> _What to produce_: Below are the records; collect from them each line containing the string "писал".

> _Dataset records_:

··········

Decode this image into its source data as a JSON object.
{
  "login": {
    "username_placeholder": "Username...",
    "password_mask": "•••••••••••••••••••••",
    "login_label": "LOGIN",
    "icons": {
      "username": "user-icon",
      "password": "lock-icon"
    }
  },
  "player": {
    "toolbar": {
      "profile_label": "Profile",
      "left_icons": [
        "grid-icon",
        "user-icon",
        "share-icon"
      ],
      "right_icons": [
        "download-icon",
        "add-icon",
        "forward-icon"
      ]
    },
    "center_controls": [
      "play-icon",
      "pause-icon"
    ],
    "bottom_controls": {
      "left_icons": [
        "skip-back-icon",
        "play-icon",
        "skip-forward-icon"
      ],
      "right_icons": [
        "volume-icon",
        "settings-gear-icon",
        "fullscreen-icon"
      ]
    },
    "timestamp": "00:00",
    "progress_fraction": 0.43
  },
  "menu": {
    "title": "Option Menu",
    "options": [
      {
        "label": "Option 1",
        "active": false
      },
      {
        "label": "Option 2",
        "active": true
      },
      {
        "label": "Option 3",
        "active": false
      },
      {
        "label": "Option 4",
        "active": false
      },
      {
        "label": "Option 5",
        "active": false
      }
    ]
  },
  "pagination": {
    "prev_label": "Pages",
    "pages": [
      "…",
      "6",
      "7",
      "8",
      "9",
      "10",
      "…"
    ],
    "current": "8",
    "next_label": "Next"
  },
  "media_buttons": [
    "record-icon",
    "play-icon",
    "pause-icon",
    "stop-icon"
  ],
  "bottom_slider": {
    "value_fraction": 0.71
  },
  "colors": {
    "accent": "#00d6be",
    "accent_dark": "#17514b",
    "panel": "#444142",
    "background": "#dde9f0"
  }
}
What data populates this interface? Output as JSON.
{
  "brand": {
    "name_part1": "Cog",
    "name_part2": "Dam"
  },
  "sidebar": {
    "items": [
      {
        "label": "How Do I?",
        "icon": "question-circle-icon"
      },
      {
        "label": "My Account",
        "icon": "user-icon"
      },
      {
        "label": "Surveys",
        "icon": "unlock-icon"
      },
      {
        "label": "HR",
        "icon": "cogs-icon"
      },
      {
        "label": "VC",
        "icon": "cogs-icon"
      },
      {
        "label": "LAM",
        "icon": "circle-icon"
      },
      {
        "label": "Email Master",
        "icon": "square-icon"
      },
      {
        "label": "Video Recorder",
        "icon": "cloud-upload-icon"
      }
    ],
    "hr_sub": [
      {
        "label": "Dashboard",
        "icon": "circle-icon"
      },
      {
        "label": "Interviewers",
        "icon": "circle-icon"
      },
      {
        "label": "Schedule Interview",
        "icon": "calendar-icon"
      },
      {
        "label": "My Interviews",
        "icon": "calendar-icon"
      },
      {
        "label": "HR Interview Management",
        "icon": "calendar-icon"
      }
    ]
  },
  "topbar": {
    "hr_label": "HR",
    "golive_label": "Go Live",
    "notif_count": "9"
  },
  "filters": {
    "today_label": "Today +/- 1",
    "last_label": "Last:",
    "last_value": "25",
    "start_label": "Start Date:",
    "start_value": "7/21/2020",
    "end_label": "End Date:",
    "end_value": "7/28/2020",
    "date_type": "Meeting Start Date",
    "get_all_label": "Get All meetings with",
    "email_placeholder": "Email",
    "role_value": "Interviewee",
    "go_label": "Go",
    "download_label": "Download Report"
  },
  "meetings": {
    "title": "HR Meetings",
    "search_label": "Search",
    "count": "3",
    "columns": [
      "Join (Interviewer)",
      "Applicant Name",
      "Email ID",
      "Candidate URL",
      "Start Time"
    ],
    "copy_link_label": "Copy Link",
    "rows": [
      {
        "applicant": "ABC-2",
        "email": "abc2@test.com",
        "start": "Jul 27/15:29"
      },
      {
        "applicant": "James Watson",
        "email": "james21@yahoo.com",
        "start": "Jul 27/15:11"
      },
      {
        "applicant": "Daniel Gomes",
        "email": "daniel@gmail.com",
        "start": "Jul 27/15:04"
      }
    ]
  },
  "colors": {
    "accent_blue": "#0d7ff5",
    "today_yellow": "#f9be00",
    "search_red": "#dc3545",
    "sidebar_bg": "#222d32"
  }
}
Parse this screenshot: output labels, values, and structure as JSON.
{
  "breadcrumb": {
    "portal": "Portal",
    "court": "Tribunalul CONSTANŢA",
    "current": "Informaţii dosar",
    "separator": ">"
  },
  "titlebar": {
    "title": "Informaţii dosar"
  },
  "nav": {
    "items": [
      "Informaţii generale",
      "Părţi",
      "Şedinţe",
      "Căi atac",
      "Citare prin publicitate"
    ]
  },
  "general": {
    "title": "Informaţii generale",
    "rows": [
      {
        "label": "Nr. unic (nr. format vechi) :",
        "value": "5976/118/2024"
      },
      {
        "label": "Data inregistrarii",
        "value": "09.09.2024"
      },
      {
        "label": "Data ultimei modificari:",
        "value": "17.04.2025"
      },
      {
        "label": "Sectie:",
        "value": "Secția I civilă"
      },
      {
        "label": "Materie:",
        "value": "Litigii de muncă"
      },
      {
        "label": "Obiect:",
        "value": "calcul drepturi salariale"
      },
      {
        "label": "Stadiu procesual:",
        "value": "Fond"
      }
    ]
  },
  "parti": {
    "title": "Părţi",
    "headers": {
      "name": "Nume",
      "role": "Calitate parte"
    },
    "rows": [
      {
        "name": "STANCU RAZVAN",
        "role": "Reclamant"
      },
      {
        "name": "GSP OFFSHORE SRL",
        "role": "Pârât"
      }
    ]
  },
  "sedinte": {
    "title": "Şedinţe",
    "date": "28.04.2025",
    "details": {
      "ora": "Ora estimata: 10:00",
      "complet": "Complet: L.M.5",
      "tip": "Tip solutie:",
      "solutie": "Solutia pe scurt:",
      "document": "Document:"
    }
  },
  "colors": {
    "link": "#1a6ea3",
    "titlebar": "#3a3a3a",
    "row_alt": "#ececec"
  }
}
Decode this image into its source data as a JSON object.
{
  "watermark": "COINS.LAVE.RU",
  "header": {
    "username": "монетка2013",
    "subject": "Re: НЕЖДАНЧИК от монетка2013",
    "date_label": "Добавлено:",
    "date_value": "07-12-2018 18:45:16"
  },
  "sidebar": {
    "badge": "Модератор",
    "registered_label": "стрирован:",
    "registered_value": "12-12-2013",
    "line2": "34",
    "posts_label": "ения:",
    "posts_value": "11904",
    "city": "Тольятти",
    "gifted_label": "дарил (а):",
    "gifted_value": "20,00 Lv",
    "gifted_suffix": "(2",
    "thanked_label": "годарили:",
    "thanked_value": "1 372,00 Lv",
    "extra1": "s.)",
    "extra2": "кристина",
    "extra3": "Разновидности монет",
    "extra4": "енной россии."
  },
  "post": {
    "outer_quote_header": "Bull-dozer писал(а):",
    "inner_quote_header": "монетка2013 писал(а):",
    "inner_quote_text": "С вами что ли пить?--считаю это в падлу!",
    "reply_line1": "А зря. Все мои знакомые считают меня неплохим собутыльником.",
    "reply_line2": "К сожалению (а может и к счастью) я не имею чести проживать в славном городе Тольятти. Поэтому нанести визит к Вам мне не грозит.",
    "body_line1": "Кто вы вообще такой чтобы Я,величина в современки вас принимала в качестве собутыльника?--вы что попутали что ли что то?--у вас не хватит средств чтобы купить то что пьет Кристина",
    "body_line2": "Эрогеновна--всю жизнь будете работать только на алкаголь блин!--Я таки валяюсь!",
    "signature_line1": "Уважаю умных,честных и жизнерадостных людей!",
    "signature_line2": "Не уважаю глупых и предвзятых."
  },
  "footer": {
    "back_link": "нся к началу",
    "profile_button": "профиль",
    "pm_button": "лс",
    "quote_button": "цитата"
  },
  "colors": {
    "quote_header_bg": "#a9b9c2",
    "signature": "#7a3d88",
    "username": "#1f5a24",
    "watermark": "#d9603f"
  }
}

··········

> _Expected output_:
    "outer_quote_header": "Bull-dozer писал(а):",
    "inner_quote_header": "монетка2013 писал(а):",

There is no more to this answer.